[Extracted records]
■ ■ ■ ■ ■

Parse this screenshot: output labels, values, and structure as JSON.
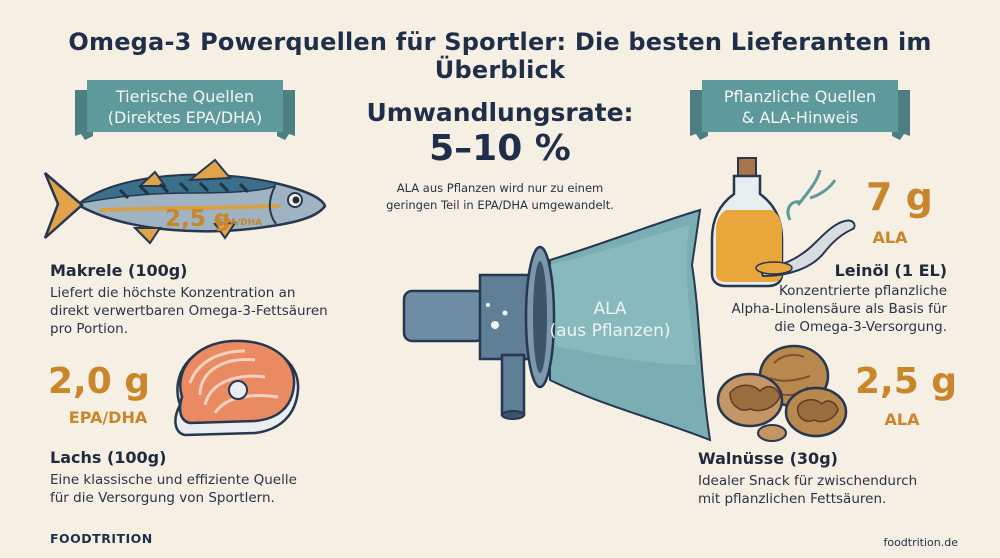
{
  "title": "Omega-3 Powerquellen für Sportler: Die besten Lieferanten im Überblick",
  "left_banner": {
    "line1": "Tierische Quellen",
    "line2": "(Direktes EPA/DHA)"
  },
  "right_banner": {
    "line1": "Pflanzliche Quellen",
    "line2": "& ALA-Hinweis"
  },
  "center": {
    "heading": "Umwandlungsrate:",
    "rate": "5–10 %",
    "desc_line1": "ALA aus Pflanzen wird nur zu einem",
    "desc_line2": "geringen Teil in EPA/DHA umgewandelt.",
    "funnel_line1": "ALA",
    "funnel_line2": "(aus Pflanzen)"
  },
  "items": {
    "makrele": {
      "amount": "2,5 g",
      "unit": "EPA/DHA",
      "name": "Makrele (100g)",
      "desc": [
        "Liefert die höchste Konzentration an",
        "direkt verwertbaren Omega-3-Fettsäuren",
        "pro Portion."
      ]
    },
    "lachs": {
      "amount": "2,0 g",
      "unit": "EPA/DHA",
      "name": "Lachs (100g)",
      "desc": [
        "Eine klassische und effiziente Quelle",
        "für die Versorgung von Sportlern."
      ]
    },
    "leinoel": {
      "amount": "7 g",
      "unit": "ALA",
      "name": "Leinöl (1 EL)",
      "desc": [
        "Konzentrierte pflanzliche",
        "Alpha-Linolensäure als Basis für",
        "die Omega-3-Versorgung."
      ]
    },
    "walnuesse": {
      "amount": "2,5 g",
      "unit": "ALA",
      "name": "Walnüsse (30g)",
      "desc": [
        "Idealer Snack für zwischendurch",
        "mit pflanzlichen Fettsäuren."
      ]
    }
  },
  "footer": {
    "brand": "FOODTRITION",
    "url": "foodtrition.de"
  },
  "colors": {
    "accent": "#c9862a",
    "banner": "#5e9a9c",
    "navy": "#1f2f4a",
    "background": "#f6efe3"
  },
  "icons": [
    "mackerel-icon",
    "salmon-steak-icon",
    "oil-bottle-icon",
    "walnut-icon",
    "funnel-icon"
  ]
}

■ ■ ■ ■ ■

(TASK)
Would you return the data exactly as written, without the pictures?

(WRITTEN RESPONSE)
Parse this screenshot: output labels, values, and structure as JSON.
{
  "title": "Omega-3 Powerquellen für Sportler: Die besten Lieferanten im Überblick",
  "left_banner": {
    "line1": "Tierische Quellen",
    "line2": "(Direktes EPA/DHA)"
  },
  "right_banner": {
    "line1": "Pflanzliche Quellen",
    "line2": "& ALA-Hinweis"
  },
  "center": {
    "heading": "Umwandlungsrate:",
    "rate": "5–10 %",
    "desc_line1": "ALA aus Pflanzen wird nur zu einem",
    "desc_line2": "geringen Teil in EPA/DHA umgewandelt.",
    "funnel_line1": "ALA",
    "funnel_line2": "(aus Pflanzen)"
  },
  "items": {
    "makrele": {
      "amount": "2,5 g",
      "unit": "EPA/DHA",
      "name": "Makrele (100g)",
      "desc": [
        "Liefert die höchste Konzentration an",
        "direkt verwertbaren Omega-3-Fettsäuren",
        "pro Portion."
      ]
    },
    "lachs": {
      "amount": "2,0 g",
      "unit": "EPA/DHA",
      "name": "Lachs (100g)",
      "desc": [
        "Eine klassische und effiziente Quelle",
        "für die Versorgung von Sportlern."
      ]
    },
    "leinoel": {
      "amount": "7 g",
      "unit": "ALA",
      "name": "Leinöl (1 EL)",
      "desc": [
        "Konzentrierte pflanzliche",
        "Alpha-Linolensäure als Basis für",
        "die Omega-3-Versorgung."
      ]
    },
    "walnuesse": {
      "amount": "2,5 g",
      "unit": "ALA",
      "name": "Walnüsse (30g)",
      "desc": [
        "Idealer Snack für zwischendurch",
        "mit pflanzlichen Fettsäuren."
      ]
    }
  },
  "footer": {
    "brand": "FOODTRITION",
    "url": "foodtrition.de"
  },
  "colors": {
    "accent": "#c9862a",
    "banner": "#5e9a9c",
    "navy": "#1f2f4a",
    "background": "#f6efe3"
  },
  "icons": [
    "mackerel-icon",
    "salmon-steak-icon",
    "oil-bottle-icon",
    "walnut-icon",
    "funnel-icon"
  ]
}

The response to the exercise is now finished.